OK, fine, these headlines are made up—but the energy behind them isn’t. The pursuit of glass skin really is this ridiculous and unrealistic. To embrace glass as the aesthetic goal is to abandon (and worse, injure) the skin’s inherent functions.
There is a reason skin does not look like glass.
The aesthetically inclined have been glorifying glass skin for a while, since 2017 at least—long enough that the K-beauty creation is no longer a beauty trend but a beauty standard. Like all beauty standards, glass skin is a physical impossibility, and as such, the path to Windexed perfection is paved with products that always need to be repurchased. (How convenient for capitalism!) It’s unending. It’s addicting. It burrows into the brain. It inspires that specific kind of obsession that comes with coveting the unattainable.
I gave into this obsession for a time. I lamented the fact that my textured, sensitive skin would never look like glass. Or a glazed donut, or a seal, or a steamed dumpling, or Saran Wrap or a peeled egg. Insert shiny-skin catchphrase here.
Then I realized: It’s a good thing that glass skin is unattainable IRL (honestly, have you ever seen glass skin outside of social media?), because all the features I’d need to erase in order to get that smooth, glassy glow literally exist to protect me.
◇ ◇ ◇ ◇ ◇
* **What you will do**:
(A) According to the essay on glass skin, since when has glass skin been glorified?
(B) Set down the passage of the essay on glass skin from "OK, fine, these" up to and including "not look like glass.".
(C) Resume the essay on glass skin, writing on from its final sentence.

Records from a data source
◇ ◇ ◇ ◇ ◇
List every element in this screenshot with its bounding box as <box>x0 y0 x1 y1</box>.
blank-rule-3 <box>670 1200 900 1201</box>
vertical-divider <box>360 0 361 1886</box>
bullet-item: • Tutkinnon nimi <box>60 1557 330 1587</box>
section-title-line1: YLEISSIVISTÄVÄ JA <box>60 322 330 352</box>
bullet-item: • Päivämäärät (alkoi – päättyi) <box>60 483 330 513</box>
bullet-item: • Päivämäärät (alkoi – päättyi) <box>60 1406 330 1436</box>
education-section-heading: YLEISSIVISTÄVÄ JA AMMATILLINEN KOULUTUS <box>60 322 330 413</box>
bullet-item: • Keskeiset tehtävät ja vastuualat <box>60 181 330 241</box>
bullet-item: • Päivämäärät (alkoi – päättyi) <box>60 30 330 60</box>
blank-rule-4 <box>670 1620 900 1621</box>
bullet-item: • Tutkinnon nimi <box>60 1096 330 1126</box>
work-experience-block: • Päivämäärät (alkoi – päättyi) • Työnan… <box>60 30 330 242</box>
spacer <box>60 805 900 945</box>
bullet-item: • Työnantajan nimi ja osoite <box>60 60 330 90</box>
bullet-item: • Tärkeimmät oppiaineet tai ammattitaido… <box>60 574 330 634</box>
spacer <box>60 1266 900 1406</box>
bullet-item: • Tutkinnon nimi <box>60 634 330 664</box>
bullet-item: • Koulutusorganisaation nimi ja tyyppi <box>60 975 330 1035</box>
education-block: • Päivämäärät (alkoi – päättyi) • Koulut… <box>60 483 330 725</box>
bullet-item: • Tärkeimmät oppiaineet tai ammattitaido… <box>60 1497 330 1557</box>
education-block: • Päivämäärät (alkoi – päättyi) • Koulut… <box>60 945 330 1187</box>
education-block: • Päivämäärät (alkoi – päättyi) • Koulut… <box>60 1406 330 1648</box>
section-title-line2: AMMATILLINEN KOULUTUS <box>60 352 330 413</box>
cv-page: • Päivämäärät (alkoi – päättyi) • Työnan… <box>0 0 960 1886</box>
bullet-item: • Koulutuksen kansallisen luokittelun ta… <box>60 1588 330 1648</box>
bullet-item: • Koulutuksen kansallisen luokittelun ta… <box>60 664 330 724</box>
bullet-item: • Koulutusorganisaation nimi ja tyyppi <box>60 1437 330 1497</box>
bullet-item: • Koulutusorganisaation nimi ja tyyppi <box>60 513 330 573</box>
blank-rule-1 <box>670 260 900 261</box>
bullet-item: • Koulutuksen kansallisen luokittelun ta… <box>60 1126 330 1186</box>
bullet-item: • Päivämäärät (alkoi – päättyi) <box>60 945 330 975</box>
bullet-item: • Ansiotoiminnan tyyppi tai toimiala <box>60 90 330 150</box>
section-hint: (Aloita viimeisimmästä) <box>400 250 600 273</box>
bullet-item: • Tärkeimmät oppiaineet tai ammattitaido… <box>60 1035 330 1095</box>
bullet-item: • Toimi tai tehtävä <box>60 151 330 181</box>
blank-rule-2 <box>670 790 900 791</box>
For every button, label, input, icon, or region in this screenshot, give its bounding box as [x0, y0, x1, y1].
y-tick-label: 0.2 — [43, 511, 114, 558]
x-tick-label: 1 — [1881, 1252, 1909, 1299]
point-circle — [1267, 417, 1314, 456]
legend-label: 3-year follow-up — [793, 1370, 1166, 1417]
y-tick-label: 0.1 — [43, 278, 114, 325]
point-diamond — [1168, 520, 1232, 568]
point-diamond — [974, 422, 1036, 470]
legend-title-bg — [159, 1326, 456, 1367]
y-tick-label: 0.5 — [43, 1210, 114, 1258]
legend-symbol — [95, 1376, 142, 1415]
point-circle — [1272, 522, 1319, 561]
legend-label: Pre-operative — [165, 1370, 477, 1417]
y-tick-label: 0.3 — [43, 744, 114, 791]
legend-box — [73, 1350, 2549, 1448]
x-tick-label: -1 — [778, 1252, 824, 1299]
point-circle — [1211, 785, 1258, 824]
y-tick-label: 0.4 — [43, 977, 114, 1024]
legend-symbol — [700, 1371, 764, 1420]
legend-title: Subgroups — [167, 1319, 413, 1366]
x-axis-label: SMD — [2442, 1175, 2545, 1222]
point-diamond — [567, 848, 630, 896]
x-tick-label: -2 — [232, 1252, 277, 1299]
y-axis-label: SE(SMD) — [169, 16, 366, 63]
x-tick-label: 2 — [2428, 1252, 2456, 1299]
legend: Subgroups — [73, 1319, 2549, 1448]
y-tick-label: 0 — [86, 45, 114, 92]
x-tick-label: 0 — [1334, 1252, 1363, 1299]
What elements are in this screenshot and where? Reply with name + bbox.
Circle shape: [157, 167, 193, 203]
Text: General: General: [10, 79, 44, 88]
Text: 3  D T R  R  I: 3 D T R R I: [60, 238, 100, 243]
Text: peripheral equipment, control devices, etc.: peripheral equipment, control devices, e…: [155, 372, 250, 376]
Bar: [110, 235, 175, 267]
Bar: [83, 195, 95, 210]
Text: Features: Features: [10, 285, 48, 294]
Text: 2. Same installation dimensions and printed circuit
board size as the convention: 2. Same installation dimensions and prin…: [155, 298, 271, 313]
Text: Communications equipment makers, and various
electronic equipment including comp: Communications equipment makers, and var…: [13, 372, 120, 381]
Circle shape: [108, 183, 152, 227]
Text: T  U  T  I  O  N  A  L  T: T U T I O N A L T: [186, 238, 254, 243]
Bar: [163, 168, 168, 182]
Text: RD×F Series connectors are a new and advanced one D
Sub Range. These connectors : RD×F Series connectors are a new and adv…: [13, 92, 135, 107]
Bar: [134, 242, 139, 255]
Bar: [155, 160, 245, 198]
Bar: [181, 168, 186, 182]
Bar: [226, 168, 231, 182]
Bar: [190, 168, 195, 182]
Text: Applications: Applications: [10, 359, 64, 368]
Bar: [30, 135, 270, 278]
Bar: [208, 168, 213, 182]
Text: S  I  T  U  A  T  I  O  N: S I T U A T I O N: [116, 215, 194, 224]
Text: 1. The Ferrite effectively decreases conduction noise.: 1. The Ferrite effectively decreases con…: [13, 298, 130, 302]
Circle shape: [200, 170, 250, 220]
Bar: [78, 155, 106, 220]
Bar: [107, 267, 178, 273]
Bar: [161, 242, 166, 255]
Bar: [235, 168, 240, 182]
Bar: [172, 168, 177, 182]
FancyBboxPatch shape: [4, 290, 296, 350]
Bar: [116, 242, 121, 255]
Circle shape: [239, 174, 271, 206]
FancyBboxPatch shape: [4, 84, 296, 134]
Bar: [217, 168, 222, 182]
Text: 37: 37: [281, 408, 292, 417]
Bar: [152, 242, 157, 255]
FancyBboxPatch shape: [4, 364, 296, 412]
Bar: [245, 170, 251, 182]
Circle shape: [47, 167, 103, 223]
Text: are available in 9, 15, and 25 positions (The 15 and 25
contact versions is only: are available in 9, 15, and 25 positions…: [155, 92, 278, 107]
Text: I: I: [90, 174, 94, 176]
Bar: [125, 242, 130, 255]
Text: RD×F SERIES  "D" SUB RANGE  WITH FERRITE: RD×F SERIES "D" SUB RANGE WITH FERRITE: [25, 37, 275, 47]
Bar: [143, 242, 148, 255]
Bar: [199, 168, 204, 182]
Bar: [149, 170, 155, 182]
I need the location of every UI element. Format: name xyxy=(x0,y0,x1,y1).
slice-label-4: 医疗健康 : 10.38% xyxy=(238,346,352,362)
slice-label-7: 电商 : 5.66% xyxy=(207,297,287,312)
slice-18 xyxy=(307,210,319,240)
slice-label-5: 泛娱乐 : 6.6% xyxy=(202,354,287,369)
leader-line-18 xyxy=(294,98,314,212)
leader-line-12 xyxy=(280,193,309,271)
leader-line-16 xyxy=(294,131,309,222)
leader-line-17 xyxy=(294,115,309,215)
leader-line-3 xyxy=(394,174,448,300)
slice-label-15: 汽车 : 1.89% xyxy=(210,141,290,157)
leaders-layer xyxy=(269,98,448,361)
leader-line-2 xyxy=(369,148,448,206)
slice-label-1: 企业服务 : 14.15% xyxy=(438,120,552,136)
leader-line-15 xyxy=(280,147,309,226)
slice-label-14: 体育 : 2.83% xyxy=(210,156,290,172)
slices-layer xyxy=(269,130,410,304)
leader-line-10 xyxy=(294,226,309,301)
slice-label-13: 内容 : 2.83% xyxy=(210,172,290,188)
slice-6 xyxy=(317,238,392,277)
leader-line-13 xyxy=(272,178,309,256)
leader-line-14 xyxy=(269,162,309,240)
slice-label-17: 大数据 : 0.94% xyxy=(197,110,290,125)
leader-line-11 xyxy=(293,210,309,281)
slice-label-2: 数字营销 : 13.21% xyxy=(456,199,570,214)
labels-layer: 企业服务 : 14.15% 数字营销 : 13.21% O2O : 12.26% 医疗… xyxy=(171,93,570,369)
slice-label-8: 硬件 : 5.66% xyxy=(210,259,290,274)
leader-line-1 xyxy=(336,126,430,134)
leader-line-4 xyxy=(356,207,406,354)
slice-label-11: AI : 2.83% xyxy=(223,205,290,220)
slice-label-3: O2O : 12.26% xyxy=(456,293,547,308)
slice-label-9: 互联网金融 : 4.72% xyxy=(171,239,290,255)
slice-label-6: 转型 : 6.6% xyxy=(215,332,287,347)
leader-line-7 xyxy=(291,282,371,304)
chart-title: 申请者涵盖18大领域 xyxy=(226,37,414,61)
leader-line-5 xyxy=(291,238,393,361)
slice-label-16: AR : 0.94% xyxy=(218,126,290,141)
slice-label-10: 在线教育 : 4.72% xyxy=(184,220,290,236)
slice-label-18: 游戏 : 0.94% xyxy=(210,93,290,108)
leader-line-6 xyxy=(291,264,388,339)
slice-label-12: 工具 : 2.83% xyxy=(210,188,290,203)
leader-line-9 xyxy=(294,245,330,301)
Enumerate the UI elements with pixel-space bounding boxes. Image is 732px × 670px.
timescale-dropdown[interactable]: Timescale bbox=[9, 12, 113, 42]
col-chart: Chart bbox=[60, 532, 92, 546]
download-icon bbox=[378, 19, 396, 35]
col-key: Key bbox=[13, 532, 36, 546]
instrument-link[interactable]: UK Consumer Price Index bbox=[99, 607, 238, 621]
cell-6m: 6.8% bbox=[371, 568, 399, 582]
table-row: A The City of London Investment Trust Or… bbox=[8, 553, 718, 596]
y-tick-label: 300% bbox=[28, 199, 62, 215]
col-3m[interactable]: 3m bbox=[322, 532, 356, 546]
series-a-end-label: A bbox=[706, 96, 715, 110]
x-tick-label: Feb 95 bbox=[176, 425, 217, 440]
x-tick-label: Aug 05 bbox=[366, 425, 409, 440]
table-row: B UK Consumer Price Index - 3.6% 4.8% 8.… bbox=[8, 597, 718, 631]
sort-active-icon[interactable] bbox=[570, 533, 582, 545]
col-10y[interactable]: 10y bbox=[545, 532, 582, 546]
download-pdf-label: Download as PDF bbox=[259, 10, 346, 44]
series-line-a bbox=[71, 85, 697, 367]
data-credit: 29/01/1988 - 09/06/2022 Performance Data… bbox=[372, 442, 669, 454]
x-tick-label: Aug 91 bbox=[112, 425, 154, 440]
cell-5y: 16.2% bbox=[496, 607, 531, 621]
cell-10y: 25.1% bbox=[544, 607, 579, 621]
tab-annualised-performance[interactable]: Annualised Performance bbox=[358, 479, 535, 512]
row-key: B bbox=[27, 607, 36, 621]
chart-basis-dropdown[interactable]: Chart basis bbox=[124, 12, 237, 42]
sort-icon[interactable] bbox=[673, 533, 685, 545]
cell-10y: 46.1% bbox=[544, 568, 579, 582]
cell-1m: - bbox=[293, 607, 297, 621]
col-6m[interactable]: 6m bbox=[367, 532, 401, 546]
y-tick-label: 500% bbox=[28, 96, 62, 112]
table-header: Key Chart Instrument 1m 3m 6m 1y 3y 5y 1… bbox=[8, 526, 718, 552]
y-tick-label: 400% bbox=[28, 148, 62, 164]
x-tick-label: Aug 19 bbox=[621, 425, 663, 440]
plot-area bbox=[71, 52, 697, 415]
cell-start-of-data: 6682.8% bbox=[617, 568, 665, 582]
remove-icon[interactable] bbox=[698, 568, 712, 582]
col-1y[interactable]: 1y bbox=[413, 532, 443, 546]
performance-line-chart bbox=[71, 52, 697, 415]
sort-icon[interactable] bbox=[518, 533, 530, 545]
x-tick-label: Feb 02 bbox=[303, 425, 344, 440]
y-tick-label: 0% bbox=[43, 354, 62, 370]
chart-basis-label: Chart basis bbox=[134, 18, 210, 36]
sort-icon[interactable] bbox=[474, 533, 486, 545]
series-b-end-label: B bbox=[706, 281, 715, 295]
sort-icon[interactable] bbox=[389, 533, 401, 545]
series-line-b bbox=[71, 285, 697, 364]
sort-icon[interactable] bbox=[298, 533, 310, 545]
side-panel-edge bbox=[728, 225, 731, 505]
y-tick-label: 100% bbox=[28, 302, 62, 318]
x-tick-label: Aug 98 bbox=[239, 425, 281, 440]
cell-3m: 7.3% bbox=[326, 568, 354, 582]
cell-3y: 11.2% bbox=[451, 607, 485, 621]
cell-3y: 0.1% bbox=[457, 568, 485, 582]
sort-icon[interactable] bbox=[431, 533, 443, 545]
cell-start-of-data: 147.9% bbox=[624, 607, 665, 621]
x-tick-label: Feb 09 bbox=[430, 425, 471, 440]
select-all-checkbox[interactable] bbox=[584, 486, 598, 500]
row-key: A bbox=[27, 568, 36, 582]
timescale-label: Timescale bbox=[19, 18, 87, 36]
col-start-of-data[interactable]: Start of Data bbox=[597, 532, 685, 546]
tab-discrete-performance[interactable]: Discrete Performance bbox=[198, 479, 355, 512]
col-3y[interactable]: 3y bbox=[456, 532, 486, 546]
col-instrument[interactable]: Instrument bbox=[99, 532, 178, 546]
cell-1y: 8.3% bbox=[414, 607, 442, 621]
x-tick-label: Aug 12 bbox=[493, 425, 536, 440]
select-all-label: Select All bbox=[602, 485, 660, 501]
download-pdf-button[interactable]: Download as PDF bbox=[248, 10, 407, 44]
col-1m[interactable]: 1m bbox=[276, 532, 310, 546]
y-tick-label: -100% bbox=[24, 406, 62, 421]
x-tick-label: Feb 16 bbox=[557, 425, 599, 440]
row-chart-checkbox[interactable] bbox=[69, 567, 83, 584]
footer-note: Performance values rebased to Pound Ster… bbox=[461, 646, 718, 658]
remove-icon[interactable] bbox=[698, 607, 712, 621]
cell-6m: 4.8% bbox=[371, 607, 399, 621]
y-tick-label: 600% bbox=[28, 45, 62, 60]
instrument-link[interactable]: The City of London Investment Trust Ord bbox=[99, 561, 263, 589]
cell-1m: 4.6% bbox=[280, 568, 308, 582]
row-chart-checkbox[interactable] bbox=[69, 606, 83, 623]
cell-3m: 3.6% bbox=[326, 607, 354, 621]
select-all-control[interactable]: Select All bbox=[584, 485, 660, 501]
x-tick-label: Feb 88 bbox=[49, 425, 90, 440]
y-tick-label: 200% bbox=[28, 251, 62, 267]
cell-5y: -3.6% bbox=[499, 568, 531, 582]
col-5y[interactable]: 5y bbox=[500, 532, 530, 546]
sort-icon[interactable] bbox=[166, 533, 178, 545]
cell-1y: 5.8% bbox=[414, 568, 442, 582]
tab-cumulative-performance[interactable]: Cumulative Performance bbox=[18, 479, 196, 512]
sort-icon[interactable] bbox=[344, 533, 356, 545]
◇ ◇ ◇ ◇ ◇
* **Answers to the problems**:
(A) Since 2017 at least.

(B)
OK, fine, these headlines are made up—but the energy behind them isn’t. The pursuit of glass skin really is this ridiculous and unrealistic. To embrace glass as the aesthetic goal is to abandon (and worse, injure) the skin’s inherent functions.
There is a reason skin does not look like glass.

(C)
Like pores! Pores are outgoing channels for sebum and sweat, the skin’s natural highlighter-slash-moisturizer and the body’s temperature regulator-slash-detoxifier, respectively. You cannot shrink your pores and you wouldn’t want to. Without pores, or with too-small pores, you would overheat and/or explode.
And dead skin cells! Heads up: They aren’t dead. They serve an important biological purpose as part of the all-important skin barrier. Dead skin cells also store NMFs, or Natural Moisturizing Factors—basically, they’re the skin’s very own hydration station. The young, fresh skin cells underneath (you know, the ones you expose in an effort to look like glass) don’t do that. That’s why over-exfoliation can lead to dry, flaky skin.
And pimples! I’ve come to think of pimples as communications from my body, alerting me to what it needs. Cysts on my jawline? Time to take a hard look at my hormones. Closed comedones? My skin’s not into my product lineup. Inflamed cheeks? My body might be begging for a vegetable instead of another everything bagel with cream cheese. Even if I could Zamboni the blemishes away, I wouldn’t. They’re sharing need-to-know information, people!
Really, any type of texture is a communication from within—even the glass look itself. “A waxy, glassy, shiny forehead is incorrectly associated with a ‘glow,’ which it is not,” Dr. Barbara Sturm, the founder of the skincare line of the same name, once told me. “It is the sign of injury.” Seriously: Skin that looks like glass is skin that’s lost its essential skin-ness, its humanness, its health. If you can see your reflection in your complexion, it’s probably trying to tell you something—like, “Look at what you’re doing to me!!!” or perhaps, “Please stop.”
If glass skin is both unattainable and unadvisable, why do we want it?
Well, for one, it’s a natural progression of unnatural beauty standards. It’s the age-old pressure to look like a Barbie doll, updated for modern times: We’ve simply swapped plastic for glass (so eco-friendly!) and the male gaze for self-objectification (attempting to emulate an inanimate object is self-objectification in the most basic sense of the word).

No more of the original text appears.